> [What the task asks]
With the images removed, repeat the data below exactly.
---- Provided entries
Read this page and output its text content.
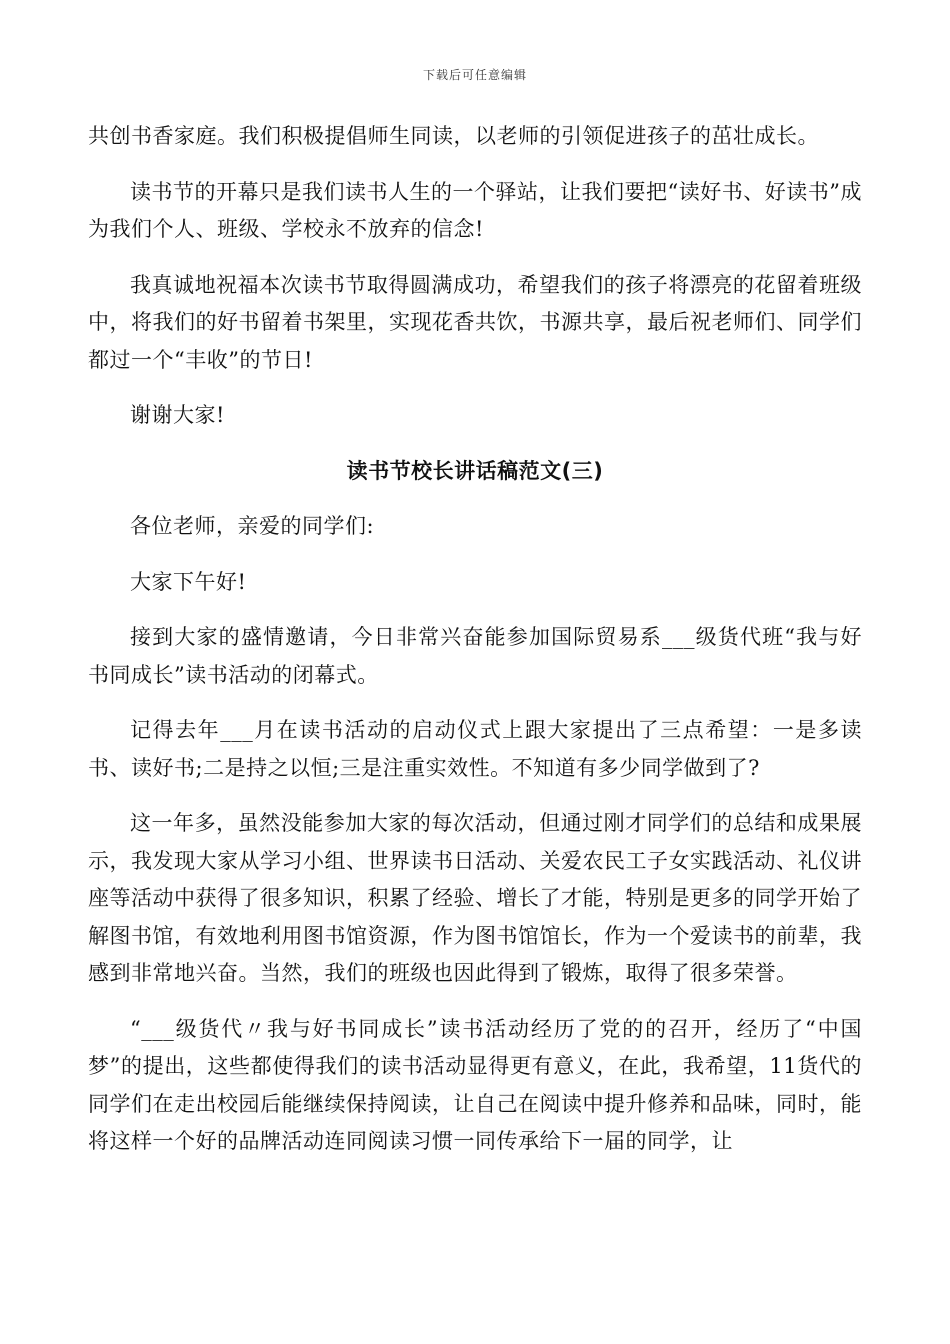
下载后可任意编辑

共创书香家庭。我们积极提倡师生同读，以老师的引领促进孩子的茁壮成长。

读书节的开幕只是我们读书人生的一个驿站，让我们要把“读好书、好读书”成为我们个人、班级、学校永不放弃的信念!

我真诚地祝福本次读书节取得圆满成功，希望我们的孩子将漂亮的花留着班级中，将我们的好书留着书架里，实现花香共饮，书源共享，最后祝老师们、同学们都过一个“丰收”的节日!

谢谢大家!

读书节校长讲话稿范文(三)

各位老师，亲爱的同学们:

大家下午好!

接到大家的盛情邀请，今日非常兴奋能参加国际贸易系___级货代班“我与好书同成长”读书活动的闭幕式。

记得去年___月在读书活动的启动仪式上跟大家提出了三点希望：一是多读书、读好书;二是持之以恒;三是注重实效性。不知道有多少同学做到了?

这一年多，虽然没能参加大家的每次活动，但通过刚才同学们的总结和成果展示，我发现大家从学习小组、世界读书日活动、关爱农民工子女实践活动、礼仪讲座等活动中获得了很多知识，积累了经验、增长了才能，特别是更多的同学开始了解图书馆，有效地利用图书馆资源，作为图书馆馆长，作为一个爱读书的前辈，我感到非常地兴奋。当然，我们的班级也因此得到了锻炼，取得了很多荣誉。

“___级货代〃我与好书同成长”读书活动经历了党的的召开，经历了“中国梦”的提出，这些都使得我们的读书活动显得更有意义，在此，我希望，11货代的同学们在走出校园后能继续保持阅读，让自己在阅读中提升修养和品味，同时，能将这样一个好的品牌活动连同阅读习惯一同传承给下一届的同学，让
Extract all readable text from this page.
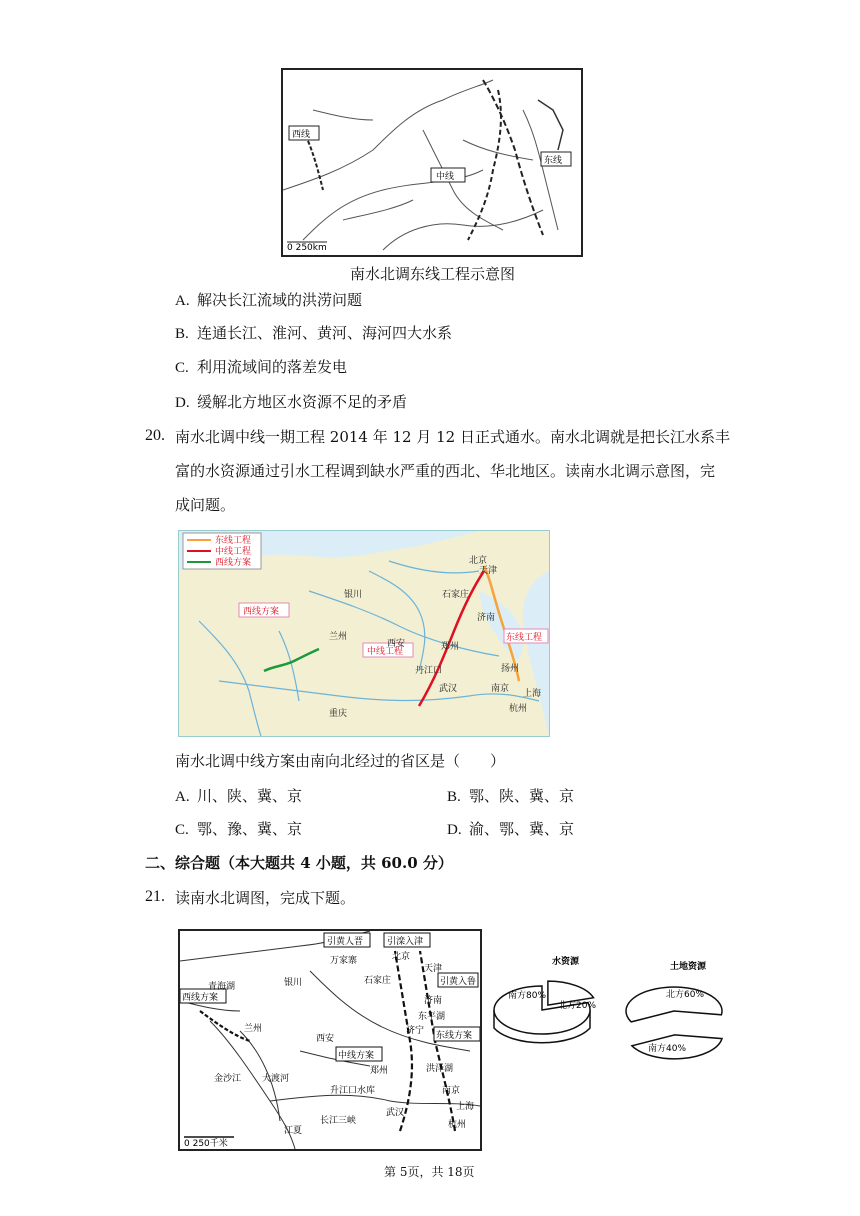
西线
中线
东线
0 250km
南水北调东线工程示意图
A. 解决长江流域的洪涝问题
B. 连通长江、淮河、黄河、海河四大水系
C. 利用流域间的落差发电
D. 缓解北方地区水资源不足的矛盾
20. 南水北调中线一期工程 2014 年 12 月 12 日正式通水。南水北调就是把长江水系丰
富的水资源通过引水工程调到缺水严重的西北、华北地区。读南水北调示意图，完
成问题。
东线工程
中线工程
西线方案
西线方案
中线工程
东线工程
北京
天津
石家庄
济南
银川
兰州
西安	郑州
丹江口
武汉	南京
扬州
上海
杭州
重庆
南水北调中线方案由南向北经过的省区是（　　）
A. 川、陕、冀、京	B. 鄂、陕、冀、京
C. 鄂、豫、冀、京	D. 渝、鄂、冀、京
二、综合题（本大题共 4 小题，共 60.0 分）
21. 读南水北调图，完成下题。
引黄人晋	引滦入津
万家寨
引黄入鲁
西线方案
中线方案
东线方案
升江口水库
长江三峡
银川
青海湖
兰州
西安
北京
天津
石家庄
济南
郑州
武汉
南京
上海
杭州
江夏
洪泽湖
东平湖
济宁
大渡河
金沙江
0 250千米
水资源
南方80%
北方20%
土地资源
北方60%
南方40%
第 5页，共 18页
--------
> [Answer to this problem]
Read this page and output its text content.
下载后可任意编辑

共创书香家庭。我们积极提倡师生同读，以老师的引领促进孩子的茁壮成长。

读书节的开幕只是我们读书人生的一个驿站，让我们要把“读好书、好读书”成为我们个人、班级、学校永不放弃的信念!

我真诚地祝福本次读书节取得圆满成功，希望我们的孩子将漂亮的花留着班级中，将我们的好书留着书架里，实现花香共饮，书源共享，最后祝老师们、同学们都过一个“丰收”的节日!

谢谢大家!

读书节校长讲话稿范文(三)

各位老师，亲爱的同学们:

大家下午好!

接到大家的盛情邀请，今日非常兴奋能参加国际贸易系___级货代班“我与好书同成长”读书活动的闭幕式。

记得去年___月在读书活动的启动仪式上跟大家提出了三点希望：一是多读书、读好书;二是持之以恒;三是注重实效性。不知道有多少同学做到了?

这一年多，虽然没能参加大家的每次活动，但通过刚才同学们的总结和成果展示，我发现大家从学习小组、世界读书日活动、关爱农民工子女实践活动、礼仪讲座等活动中获得了很多知识，积累了经验、增长了才能，特别是更多的同学开始了解图书馆，有效地利用图书馆资源，作为图书馆馆长，作为一个爱读书的前辈，我感到非常地兴奋。当然，我们的班级也因此得到了锻炼，取得了很多荣誉。

“___级货代〃我与好书同成长”读书活动经历了党的的召开，经历了“中国梦”的提出，这些都使得我们的读书活动显得更有意义，在此，我希望，11货代的同学们在走出校园后能继续保持阅读，让自己在阅读中提升修养和品味，同时，能将这样一个好的品牌活动连同阅读习惯一同传承给下一届的同学，让
Extract all readable text from this page.
西线
中线
东线
0 250km
南水北调东线工程示意图
A. 解决长江流域的洪涝问题
B. 连通长江、淮河、黄河、海河四大水系
C. 利用流域间的落差发电
D. 缓解北方地区水资源不足的矛盾
20. 南水北调中线一期工程 2014 年 12 月 12 日正式通水。南水北调就是把长江水系丰
富的水资源通过引水工程调到缺水严重的西北、华北地区。读南水北调示意图，完
成问题。
东线工程
中线工程
西线方案
西线方案
中线工程
东线工程
北京
天津
石家庄
济南
银川
兰州
西安	郑州
丹江口
武汉	南京
扬州
上海
杭州
重庆
南水北调中线方案由南向北经过的省区是（　　）
A. 川、陕、冀、京	B. 鄂、陕、冀、京
C. 鄂、豫、冀、京	D. 渝、鄂、冀、京
二、综合题（本大题共 4 小题，共 60.0 分）
21. 读南水北调图，完成下题。
引黄人晋	引滦入津
万家寨
引黄入鲁
西线方案
中线方案
东线方案
升江口水库
长江三峡
银川
青海湖
兰州
西安
北京
天津
石家庄
济南
郑州
武汉
南京
上海
杭州
江夏
洪泽湖
东平湖
济宁
大渡河
金沙江
0 250千米
水资源
南方80%
北方20%
土地资源
北方60%
南方40%
第 5页，共 18页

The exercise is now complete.